→ What is expected
Give every line from the entries that contains "your".

→ Given entries
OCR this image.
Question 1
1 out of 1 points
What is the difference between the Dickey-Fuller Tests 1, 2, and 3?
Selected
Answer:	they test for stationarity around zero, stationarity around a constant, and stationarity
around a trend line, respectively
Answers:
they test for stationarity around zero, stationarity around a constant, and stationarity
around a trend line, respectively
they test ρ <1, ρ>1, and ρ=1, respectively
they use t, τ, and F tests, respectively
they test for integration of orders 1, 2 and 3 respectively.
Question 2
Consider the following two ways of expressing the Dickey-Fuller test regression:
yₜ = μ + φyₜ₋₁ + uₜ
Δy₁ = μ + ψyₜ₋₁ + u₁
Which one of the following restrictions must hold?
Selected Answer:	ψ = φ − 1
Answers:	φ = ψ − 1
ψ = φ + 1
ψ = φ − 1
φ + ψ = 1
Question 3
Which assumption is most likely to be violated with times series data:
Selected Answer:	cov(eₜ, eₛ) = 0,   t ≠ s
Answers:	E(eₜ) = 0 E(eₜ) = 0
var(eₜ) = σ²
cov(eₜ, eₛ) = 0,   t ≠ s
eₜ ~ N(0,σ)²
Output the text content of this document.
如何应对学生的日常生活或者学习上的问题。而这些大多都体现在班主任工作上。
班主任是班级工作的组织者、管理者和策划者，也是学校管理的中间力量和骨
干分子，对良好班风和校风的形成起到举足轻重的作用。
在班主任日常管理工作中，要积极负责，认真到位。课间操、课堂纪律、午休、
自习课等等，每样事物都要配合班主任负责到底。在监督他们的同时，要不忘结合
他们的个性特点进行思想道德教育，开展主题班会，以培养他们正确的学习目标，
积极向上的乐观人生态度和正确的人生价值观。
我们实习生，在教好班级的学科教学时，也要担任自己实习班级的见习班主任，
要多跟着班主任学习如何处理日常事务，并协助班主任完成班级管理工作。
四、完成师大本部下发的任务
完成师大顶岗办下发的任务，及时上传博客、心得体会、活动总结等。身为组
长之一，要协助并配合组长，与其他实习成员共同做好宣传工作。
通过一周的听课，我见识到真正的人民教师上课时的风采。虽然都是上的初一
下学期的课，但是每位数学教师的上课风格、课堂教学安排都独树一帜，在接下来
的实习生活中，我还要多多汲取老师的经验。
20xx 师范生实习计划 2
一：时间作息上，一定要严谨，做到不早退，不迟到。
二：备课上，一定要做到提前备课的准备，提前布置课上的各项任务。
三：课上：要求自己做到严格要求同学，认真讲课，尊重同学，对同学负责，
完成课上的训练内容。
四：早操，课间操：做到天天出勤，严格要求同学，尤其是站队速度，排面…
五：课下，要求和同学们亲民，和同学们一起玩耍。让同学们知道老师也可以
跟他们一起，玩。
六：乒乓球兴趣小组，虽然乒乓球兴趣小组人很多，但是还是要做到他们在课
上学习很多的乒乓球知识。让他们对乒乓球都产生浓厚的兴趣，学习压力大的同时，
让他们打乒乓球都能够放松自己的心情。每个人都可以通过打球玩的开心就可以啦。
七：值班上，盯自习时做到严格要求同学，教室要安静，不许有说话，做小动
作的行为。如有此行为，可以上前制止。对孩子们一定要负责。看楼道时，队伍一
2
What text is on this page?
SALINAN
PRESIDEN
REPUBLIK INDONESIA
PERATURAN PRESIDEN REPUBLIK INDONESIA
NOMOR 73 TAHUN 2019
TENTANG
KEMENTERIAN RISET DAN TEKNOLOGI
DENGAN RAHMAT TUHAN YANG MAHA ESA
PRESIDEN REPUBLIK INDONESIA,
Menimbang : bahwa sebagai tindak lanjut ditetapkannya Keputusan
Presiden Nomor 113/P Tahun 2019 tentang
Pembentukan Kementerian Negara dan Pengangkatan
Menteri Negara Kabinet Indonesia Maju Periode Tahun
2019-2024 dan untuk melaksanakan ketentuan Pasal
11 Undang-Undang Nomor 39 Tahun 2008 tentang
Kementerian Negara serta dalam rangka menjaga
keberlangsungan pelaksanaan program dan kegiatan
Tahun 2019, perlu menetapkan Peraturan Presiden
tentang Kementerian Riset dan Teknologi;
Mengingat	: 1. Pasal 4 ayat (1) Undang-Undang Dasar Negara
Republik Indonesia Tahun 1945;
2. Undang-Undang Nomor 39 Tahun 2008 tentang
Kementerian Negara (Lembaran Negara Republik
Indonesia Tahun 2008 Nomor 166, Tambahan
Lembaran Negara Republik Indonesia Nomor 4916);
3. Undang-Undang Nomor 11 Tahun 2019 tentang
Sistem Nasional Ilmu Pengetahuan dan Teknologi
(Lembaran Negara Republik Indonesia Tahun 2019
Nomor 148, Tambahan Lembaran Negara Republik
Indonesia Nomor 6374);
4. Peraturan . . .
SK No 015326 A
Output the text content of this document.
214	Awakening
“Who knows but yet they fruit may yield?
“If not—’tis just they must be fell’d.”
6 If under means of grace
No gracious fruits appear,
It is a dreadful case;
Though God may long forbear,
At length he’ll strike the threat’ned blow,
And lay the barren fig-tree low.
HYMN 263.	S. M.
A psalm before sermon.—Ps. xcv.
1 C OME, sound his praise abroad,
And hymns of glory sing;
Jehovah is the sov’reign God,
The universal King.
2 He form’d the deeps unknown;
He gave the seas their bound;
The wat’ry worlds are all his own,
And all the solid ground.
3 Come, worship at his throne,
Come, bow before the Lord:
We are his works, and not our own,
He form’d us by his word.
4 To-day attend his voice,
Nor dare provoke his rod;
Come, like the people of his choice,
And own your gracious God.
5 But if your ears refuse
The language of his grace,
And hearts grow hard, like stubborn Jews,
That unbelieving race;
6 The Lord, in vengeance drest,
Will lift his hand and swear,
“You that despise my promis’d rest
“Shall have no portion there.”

→ Task solution
And own your gracious God.
5 But if your ears refuse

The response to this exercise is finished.